__Work request 1__
Summarize the passage on DLB and dementia care in two sentences.
__Work request 2__
Carry on the passage on DLB and dementia care from its final sentence.

Thirty years ago, the concept of DLB simply did not exist. People with the disorder were misdiagnosed and mismanaged to the severe detriment of all concerned. However, the situation has improved significantly. Many patients are now recognised as having the condition early and accurately, and receive appropriate treatment and care, but as always, and particularly in this case, much more needs to be done.

In the previous Parliament, the Prime Minister released “Prime Minister’s challenge on dementia 2020”, a five-year plan to improve dementia care and the understanding of dementia in England. The document set out the welcome ambition for England to be

“the best country in the world for dementia care and support and for people with dementia, their carers and families to live; and…the best place in the world to undertake research into dementia and other neurodegenerative diseases.”

The progress made is welcome; the £150 million Dementia Research Institute is set to be up and running by 2020. It is also welcome that more NHS and care staff have had specialist training in the development of dementia, but we are still a long way from getting to grips with the serious issue of DLB, which has often been neglected.

Structured page parsing data:
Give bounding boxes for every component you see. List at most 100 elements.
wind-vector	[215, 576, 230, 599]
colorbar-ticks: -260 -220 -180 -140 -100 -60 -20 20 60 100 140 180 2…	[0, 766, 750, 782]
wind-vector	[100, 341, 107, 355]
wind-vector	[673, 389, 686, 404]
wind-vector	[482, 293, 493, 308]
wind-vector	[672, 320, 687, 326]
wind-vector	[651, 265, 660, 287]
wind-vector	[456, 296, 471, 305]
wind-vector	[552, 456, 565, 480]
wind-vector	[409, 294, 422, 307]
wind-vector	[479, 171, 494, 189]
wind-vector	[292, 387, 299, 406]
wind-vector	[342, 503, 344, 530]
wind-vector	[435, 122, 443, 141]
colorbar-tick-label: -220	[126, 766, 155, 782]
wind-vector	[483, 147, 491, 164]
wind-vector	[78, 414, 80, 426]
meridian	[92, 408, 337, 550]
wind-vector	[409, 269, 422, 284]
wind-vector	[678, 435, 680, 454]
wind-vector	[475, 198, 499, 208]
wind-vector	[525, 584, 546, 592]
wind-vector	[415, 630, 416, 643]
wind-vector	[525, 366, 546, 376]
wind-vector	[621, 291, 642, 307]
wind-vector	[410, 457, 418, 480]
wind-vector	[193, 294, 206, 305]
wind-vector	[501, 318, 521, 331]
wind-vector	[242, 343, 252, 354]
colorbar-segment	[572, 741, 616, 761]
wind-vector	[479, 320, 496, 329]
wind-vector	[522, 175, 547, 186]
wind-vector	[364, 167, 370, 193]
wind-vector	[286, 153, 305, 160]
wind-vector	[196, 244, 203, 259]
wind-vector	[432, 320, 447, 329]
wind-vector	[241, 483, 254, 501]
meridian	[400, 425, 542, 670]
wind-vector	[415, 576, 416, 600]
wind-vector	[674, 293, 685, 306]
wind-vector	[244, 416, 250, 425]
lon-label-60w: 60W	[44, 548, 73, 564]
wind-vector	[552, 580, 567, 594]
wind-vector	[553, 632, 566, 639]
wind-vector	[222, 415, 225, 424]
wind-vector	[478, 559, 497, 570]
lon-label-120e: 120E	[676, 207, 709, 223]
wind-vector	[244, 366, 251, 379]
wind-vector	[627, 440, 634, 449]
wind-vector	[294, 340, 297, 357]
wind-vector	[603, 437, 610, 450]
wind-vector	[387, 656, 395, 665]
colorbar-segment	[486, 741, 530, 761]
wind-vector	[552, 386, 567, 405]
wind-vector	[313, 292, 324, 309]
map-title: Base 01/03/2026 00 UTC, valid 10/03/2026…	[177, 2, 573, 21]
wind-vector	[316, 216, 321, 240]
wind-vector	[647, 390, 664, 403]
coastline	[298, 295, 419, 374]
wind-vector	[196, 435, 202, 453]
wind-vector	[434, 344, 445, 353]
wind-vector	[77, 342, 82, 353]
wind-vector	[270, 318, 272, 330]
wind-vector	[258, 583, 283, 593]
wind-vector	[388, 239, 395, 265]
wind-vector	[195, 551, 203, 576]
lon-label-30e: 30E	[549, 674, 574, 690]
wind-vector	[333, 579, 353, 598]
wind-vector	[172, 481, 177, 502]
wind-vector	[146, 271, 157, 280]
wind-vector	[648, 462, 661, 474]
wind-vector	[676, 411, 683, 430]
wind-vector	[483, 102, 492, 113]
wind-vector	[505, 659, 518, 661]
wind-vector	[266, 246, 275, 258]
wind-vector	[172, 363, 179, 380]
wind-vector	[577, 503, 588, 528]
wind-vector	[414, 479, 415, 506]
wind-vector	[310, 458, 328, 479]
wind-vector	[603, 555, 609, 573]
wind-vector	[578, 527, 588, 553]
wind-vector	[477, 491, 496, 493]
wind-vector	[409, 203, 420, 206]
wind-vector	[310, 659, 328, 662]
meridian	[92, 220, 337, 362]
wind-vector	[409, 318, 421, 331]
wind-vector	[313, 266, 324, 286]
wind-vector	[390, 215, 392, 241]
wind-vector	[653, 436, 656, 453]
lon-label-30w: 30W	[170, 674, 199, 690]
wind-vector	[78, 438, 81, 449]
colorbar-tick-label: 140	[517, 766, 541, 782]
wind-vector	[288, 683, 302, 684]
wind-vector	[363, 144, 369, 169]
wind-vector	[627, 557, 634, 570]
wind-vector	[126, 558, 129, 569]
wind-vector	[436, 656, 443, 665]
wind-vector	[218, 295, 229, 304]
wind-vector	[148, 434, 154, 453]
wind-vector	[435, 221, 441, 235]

__Answer 1__
Thirty years ago DLB was not recognized as a concept and patients were misdiagnosed, but many are now identified early and accurately and receive appropriate care, though much more needs to be done. The "Prime Minister's challenge on dementia 2020" set out the ambition of making England the best country for dementia care and research, and progress such as the £150 million Dementia Research Institute and more specialist staff training is welcome, yet DLB has often been neglected.

__Answer 2__
The National Institute for Health Research has supported some DLB research, including the DIAMOND-Lewy study on diagnostic rates and management, run jointly by the University of Cambridge and Newcastle University. However, despite the increase in funding and commitments from the Government, funding for research into DLB has been limited, and although the National Institute for Health and Care Excellence issues guidance and guidelines about the management of dementia, and the Royal College of Nursing has done much to raise practitioner awareness, there are few specific provisions for DLB. The lack of funding available and the lack of guidance around DLB remains a concern.

The fact that DLB is not mentioned once in the entire 2020 dementia strategy means that there is a lack of funding available for the disease. The Lewy Body Society, for example, currently receives no funding from central Government. As a first step, will the Minister consider updating “Prime Minister’s challenge on dementia 2020” so that it specifically mentions DLB? Will he also incorporate plans to fund and help sufferers of DLB in the overall strategy? That would mean that the Department of Health could establish training programmes about DLB for GPs and other healthcare professionals. The NHS could then promote the message that, like cancer, dementia is a spectrum of diseases; that would make it easier to diagnose. It would also mean that research could be placed on a sustainable national footing and draw on existing expertise and experience. Recognition of DLB in the strategy will help awareness and lead to better treatment for those who suffer from it, because the more people who know, the fewer people who suffer.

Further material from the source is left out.